## WHAT TO PRODUCE
Work out the number of lines in the records that include the word "vegetables"; reply with that number alone.

## RECORDS FOR THIS TASK

···

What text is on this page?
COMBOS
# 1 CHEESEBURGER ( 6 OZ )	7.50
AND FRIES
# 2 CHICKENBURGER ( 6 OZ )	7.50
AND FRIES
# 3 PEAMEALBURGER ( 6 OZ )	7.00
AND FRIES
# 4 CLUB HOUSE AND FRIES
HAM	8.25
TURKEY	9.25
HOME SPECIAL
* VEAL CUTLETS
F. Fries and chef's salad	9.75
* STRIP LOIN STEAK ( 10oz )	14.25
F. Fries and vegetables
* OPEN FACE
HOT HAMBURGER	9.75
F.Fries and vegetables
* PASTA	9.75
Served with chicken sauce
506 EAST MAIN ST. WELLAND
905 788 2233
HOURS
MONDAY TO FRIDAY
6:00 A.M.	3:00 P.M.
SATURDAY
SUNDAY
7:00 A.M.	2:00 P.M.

···

## ANSWER TO THE PROBLEM
2